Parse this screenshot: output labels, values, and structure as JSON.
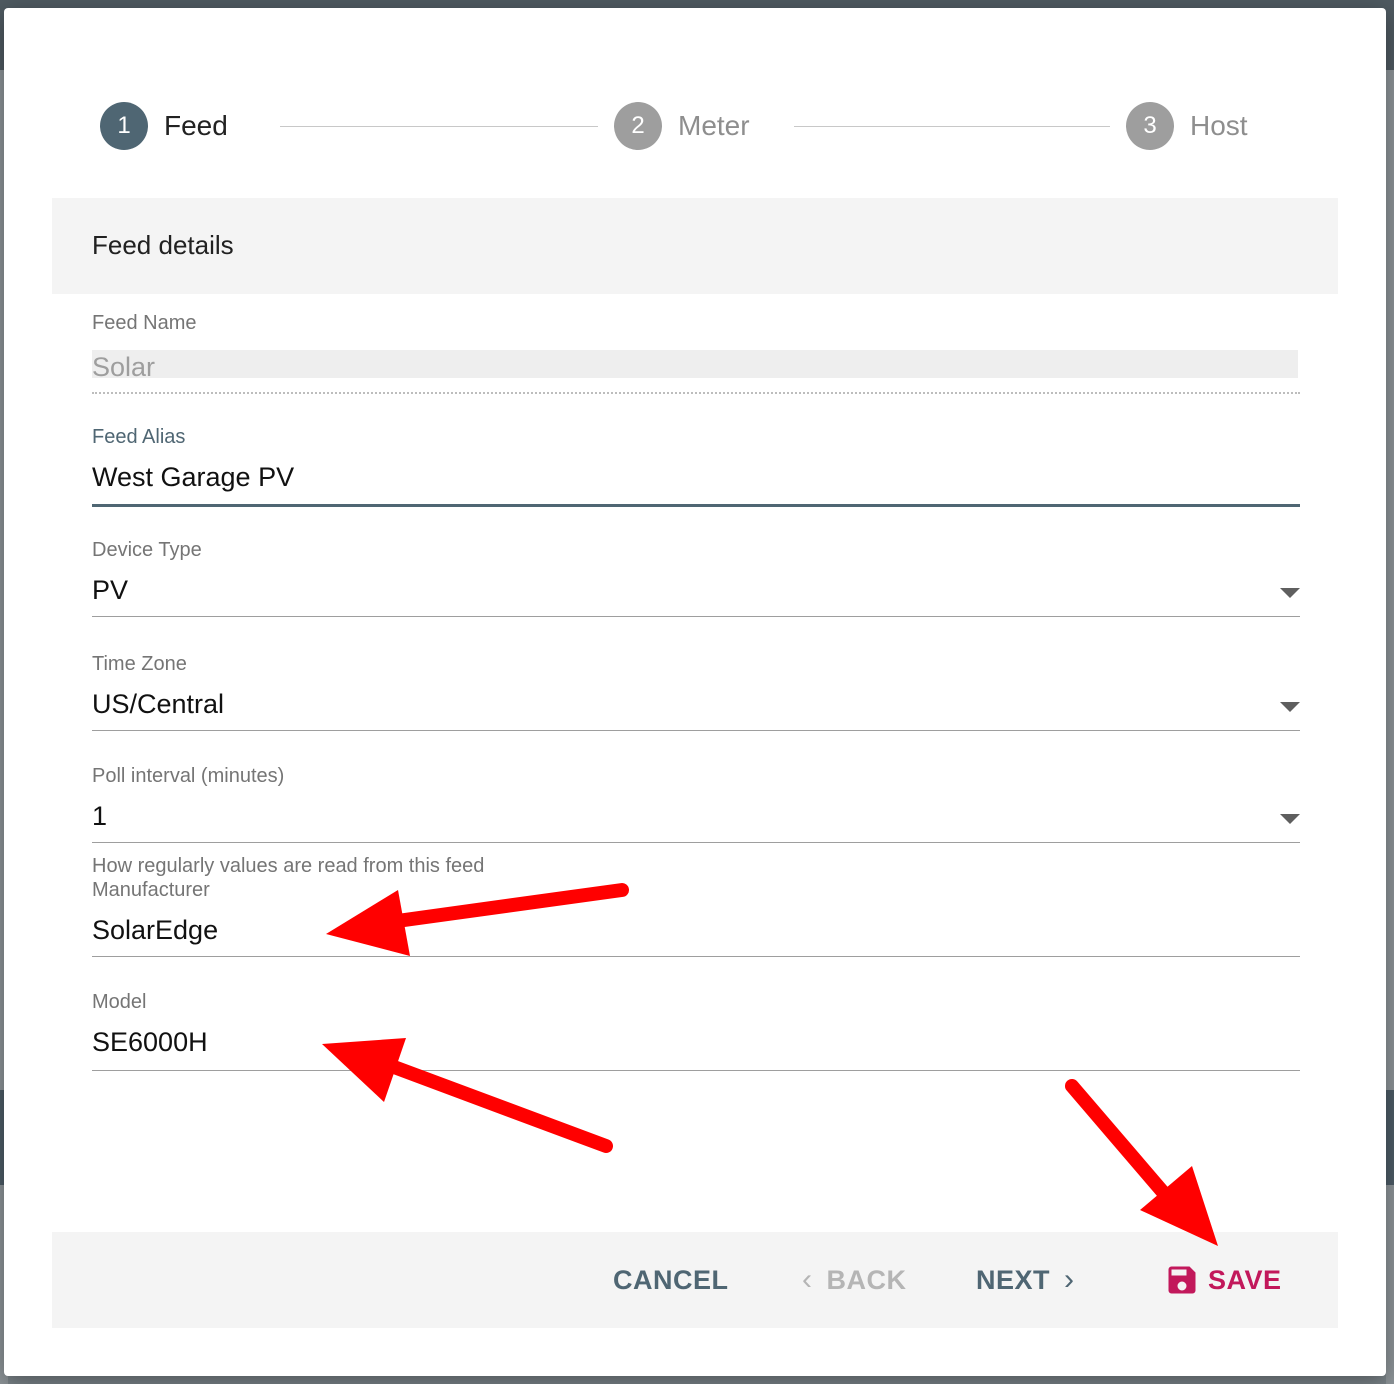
{
  "stepper": {
    "steps": [
      {
        "number": "1",
        "label": "Feed"
      },
      {
        "number": "2",
        "label": "Meter"
      },
      {
        "number": "3",
        "label": "Host"
      }
    ]
  },
  "section": {
    "title": "Feed details"
  },
  "fields": {
    "feed_name": {
      "label": "Feed Name",
      "value": "Solar"
    },
    "feed_alias": {
      "label": "Feed Alias",
      "value": "West Garage PV"
    },
    "device_type": {
      "label": "Device Type",
      "value": "PV"
    },
    "time_zone": {
      "label": "Time Zone",
      "value": "US/Central"
    },
    "poll_interval": {
      "label": "Poll interval (minutes)",
      "value": "1",
      "hint": "How regularly values are read from this feed"
    },
    "manufacturer": {
      "label": "Manufacturer",
      "value": "SolarEdge"
    },
    "model": {
      "label": "Model",
      "value": "SE6000H"
    }
  },
  "footer": {
    "cancel_label": "CANCEL",
    "back_label": "BACK",
    "next_label": "NEXT",
    "save_label": "SAVE"
  },
  "icons": {
    "back": "chevron-left-icon",
    "next": "chevron-right-icon",
    "save": "floppy-disk-icon",
    "dropdown": "caret-down-icon"
  },
  "colors": {
    "primary": "#4f6673",
    "save": "#c2185b",
    "annotation_arrow": "#ff0000",
    "disabled_text": "#b5b5b5"
  }
}
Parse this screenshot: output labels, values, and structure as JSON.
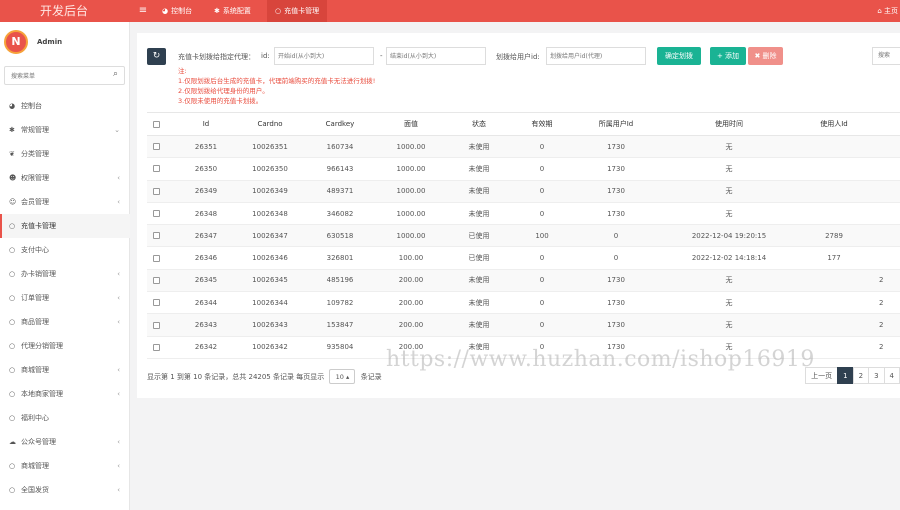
{
  "brand": "开发后台",
  "topbar": {
    "menu_icon": "≡",
    "tabs": [
      {
        "label": "控制台",
        "icon": "dashboard-icon",
        "glyph": "◕"
      },
      {
        "label": "系统配置",
        "icon": "gear-icon",
        "glyph": "✱"
      },
      {
        "label": "充值卡管理",
        "icon": "circle-icon",
        "glyph": "○"
      }
    ],
    "home": "主页",
    "home_glyph": "⌂"
  },
  "sidebar": {
    "avatar_text": "N",
    "username": "Admin",
    "search_placeholder": "搜索菜单",
    "search_glyph": "⌕",
    "items": [
      {
        "label": "控制台",
        "icon": "dashboard-icon",
        "glyph": "◕",
        "chevron": ""
      },
      {
        "label": "常规管理",
        "icon": "cogs-icon",
        "glyph": "✱",
        "chevron": "⌄"
      },
      {
        "label": "分类管理",
        "icon": "leaf-icon",
        "glyph": "❦",
        "chevron": ""
      },
      {
        "label": "权限管理",
        "icon": "group-icon",
        "glyph": "☻",
        "chevron": "‹"
      },
      {
        "label": "会员管理",
        "icon": "user-icon",
        "glyph": "☺",
        "chevron": "‹"
      },
      {
        "label": "充值卡管理",
        "icon": "circle-icon",
        "glyph": "○",
        "chevron": ""
      },
      {
        "label": "支付中心",
        "icon": "circle-icon",
        "glyph": "○",
        "chevron": ""
      },
      {
        "label": "办卡销管理",
        "icon": "circle-icon",
        "glyph": "○",
        "chevron": "‹"
      },
      {
        "label": "订单管理",
        "icon": "circle-icon",
        "glyph": "○",
        "chevron": "‹"
      },
      {
        "label": "商品管理",
        "icon": "circle-icon",
        "glyph": "○",
        "chevron": "‹"
      },
      {
        "label": "代理分销管理",
        "icon": "circle-icon",
        "glyph": "○",
        "chevron": ""
      },
      {
        "label": "商城管理",
        "icon": "circle-icon",
        "glyph": "○",
        "chevron": "‹"
      },
      {
        "label": "本地商家管理",
        "icon": "circle-icon",
        "glyph": "○",
        "chevron": "‹"
      },
      {
        "label": "福利中心",
        "icon": "circle-icon",
        "glyph": "○",
        "chevron": ""
      },
      {
        "label": "公众号管理",
        "icon": "wechat-icon",
        "glyph": "☁",
        "chevron": "‹"
      },
      {
        "label": "商城管理",
        "icon": "circle-icon",
        "glyph": "○",
        "chevron": "‹"
      },
      {
        "label": "全国发货",
        "icon": "circle-icon",
        "glyph": "○",
        "chevron": "‹"
      }
    ],
    "active_index": 5
  },
  "toolbar": {
    "refresh_glyph": "↻",
    "assign_label": "充值卡划拨给指定代理：",
    "id_label": "id:",
    "start_placeholder": "开始id(从小到大)",
    "dash": "-",
    "end_placeholder": "结束id(从小到大)",
    "user_label": "划拨给用户id:",
    "user_placeholder": "划拨给用户id(代理)",
    "confirm_label": "确定划拨",
    "add_label": "+ 添加",
    "delete_label": "✖ 删除",
    "search_placeholder": "搜索"
  },
  "notes": [
    "注:",
    "1.仅限划拨后台生成的充值卡，代理前端购买的充值卡无法进行划拨!",
    "2.仅限划拨给代理身份的用户。",
    "3.仅限未使用的充值卡划拨。"
  ],
  "table": {
    "columns": [
      "Id",
      "Cardno",
      "Cardkey",
      "面值",
      "状态",
      "有效期",
      "所属用户Id",
      "使用时间",
      "使用人Id"
    ],
    "rows": [
      [
        "26351",
        "10026351",
        "160734",
        "1000.00",
        "未使用",
        "0",
        "1730",
        "无",
        "",
        ""
      ],
      [
        "26350",
        "10026350",
        "966143",
        "1000.00",
        "未使用",
        "0",
        "1730",
        "无",
        "",
        ""
      ],
      [
        "26349",
        "10026349",
        "489371",
        "1000.00",
        "未使用",
        "0",
        "1730",
        "无",
        "",
        ""
      ],
      [
        "26348",
        "10026348",
        "346082",
        "1000.00",
        "未使用",
        "0",
        "1730",
        "无",
        "",
        ""
      ],
      [
        "26347",
        "10026347",
        "630518",
        "1000.00",
        "已使用",
        "100",
        "0",
        "2022-12-04 19:20:15",
        "2789",
        ""
      ],
      [
        "26346",
        "10026346",
        "326801",
        "100.00",
        "已使用",
        "0",
        "0",
        "2022-12-02 14:18:14",
        "177",
        ""
      ],
      [
        "26345",
        "10026345",
        "485196",
        "200.00",
        "未使用",
        "0",
        "1730",
        "无",
        "",
        "2"
      ],
      [
        "26344",
        "10026344",
        "109782",
        "200.00",
        "未使用",
        "0",
        "1730",
        "无",
        "",
        "2"
      ],
      [
        "26343",
        "10026343",
        "153847",
        "200.00",
        "未使用",
        "0",
        "1730",
        "无",
        "",
        "2"
      ],
      [
        "26342",
        "10026342",
        "935804",
        "200.00",
        "未使用",
        "0",
        "1730",
        "无",
        "",
        "2"
      ]
    ]
  },
  "footer": {
    "info": "显示第 1 到第 10 条记录，总共 24205 条记录 每页显示",
    "page_size": "10",
    "page_size_glyph": "▴",
    "suffix": "条记录"
  },
  "pagination": [
    "上一页",
    "1",
    "2",
    "3",
    "4"
  ],
  "pagination_active": "1",
  "watermark": "https://www.huzhan.com/ishop16919",
  "colors": {
    "header": "#e9534a",
    "dark": "#2f4050",
    "success": "#1ab394",
    "danger": "#f0908a",
    "note": "#e94b3c"
  }
}
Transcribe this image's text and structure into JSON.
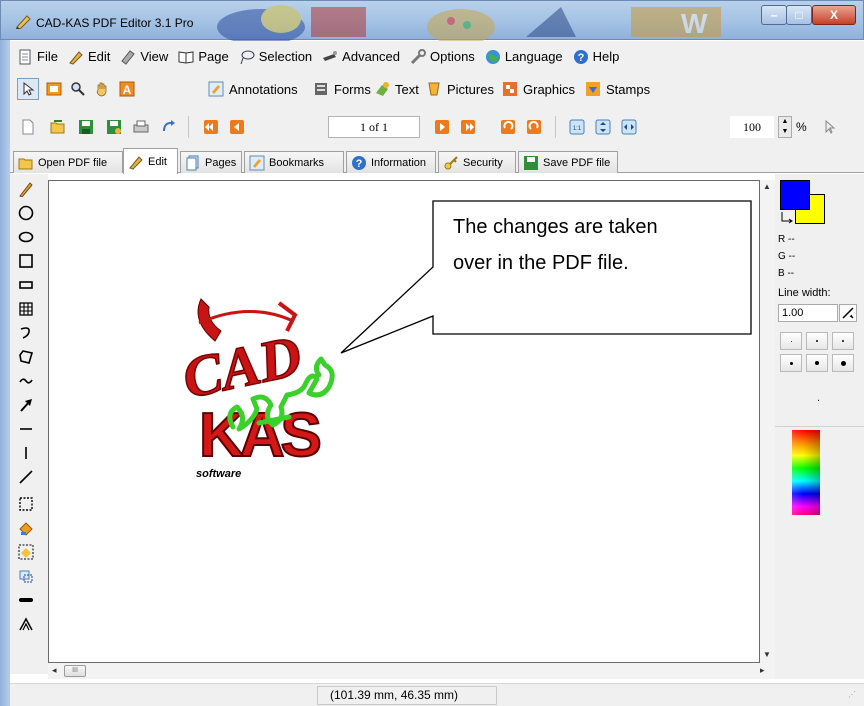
{
  "window": {
    "title": "CAD-KAS PDF Editor 3.1 Pro",
    "controls": {
      "minimize": "–",
      "maximize": "□",
      "close": "X"
    }
  },
  "menu": [
    {
      "label": "File",
      "icon": "file-icon"
    },
    {
      "label": "Edit",
      "icon": "pencil-icon"
    },
    {
      "label": "View",
      "icon": "view-icon"
    },
    {
      "label": "Page",
      "icon": "book-icon"
    },
    {
      "label": "Selection",
      "icon": "lasso-icon"
    },
    {
      "label": "Advanced",
      "icon": "wand-icon"
    },
    {
      "label": "Options",
      "icon": "wrench-icon"
    },
    {
      "label": "Language",
      "icon": "globe-icon"
    },
    {
      "label": "Help",
      "icon": "help-icon"
    }
  ],
  "toolbar1": {
    "sections": [
      "Annotations",
      "Forms",
      "Text",
      "Pictures",
      "Graphics",
      "Stamps"
    ]
  },
  "toolbar2": {
    "page_indicator": "1 of 1",
    "zoom_value": "100",
    "zoom_unit": "%"
  },
  "tabs": [
    "Open PDF file",
    "Edit",
    "Pages",
    "Bookmarks",
    "Information",
    "Security",
    "Save PDF file"
  ],
  "active_tab": "Edit",
  "canvas": {
    "callout_lines": [
      "The changes are taken",
      "over in the PDF file."
    ],
    "logo_sub": "software"
  },
  "right_panel": {
    "r_label": "R --",
    "g_label": "G --",
    "b_label": "B --",
    "line_width_label": "Line width:",
    "line_width_value": "1.00",
    "small_dot": ".",
    "colors": {
      "foreground": "#0000ff",
      "background": "#ffff00"
    }
  },
  "status": {
    "coordinates": "(101.39 mm, 46.35 mm)"
  },
  "colors": {
    "accent_blue": "#1a5fb4",
    "logo_red": "#c81414",
    "scribble_green": "#3ad12b"
  }
}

- **TASK DESCRIPTION**
Starting at the line that contains "Transcribe this image's", retype each line through the final one in the listing, with both ends kept and the pictures omitted.

- **SOLUTION**
Transcribe this image's text and structure into JSON.
{
  "window": {
    "title": "CAD-KAS PDF Editor 3.1 Pro",
    "controls": {
      "minimize": "–",
      "maximize": "□",
      "close": "X"
    }
  },
  "menu": [
    {
      "label": "File",
      "icon": "file-icon"
    },
    {
      "label": "Edit",
      "icon": "pencil-icon"
    },
    {
      "label": "View",
      "icon": "view-icon"
    },
    {
      "label": "Page",
      "icon": "book-icon"
    },
    {
      "label": "Selection",
      "icon": "lasso-icon"
    },
    {
      "label": "Advanced",
      "icon": "wand-icon"
    },
    {
      "label": "Options",
      "icon": "wrench-icon"
    },
    {
      "label": "Language",
      "icon": "globe-icon"
    },
    {
      "label": "Help",
      "icon": "help-icon"
    }
  ],
  "toolbar1": {
    "sections": [
      "Annotations",
      "Forms",
      "Text",
      "Pictures",
      "Graphics",
      "Stamps"
    ]
  },
  "toolbar2": {
    "page_indicator": "1 of 1",
    "zoom_value": "100",
    "zoom_unit": "%"
  },
  "tabs": [
    "Open PDF file",
    "Edit",
    "Pages",
    "Bookmarks",
    "Information",
    "Security",
    "Save PDF file"
  ],
  "active_tab": "Edit",
  "canvas": {
    "callout_lines": [
      "The changes are taken",
      "over in the PDF file."
    ],
    "logo_sub": "software"
  },
  "right_panel": {
    "r_label": "R --",
    "g_label": "G --",
    "b_label": "B --",
    "line_width_label": "Line width:",
    "line_width_value": "1.00",
    "small_dot": ".",
    "colors": {
      "foreground": "#0000ff",
      "background": "#ffff00"
    }
  },
  "status": {
    "coordinates": "(101.39 mm, 46.35 mm)"
  },
  "colors": {
    "accent_blue": "#1a5fb4",
    "logo_red": "#c81414",
    "scribble_green": "#3ad12b"
  }
}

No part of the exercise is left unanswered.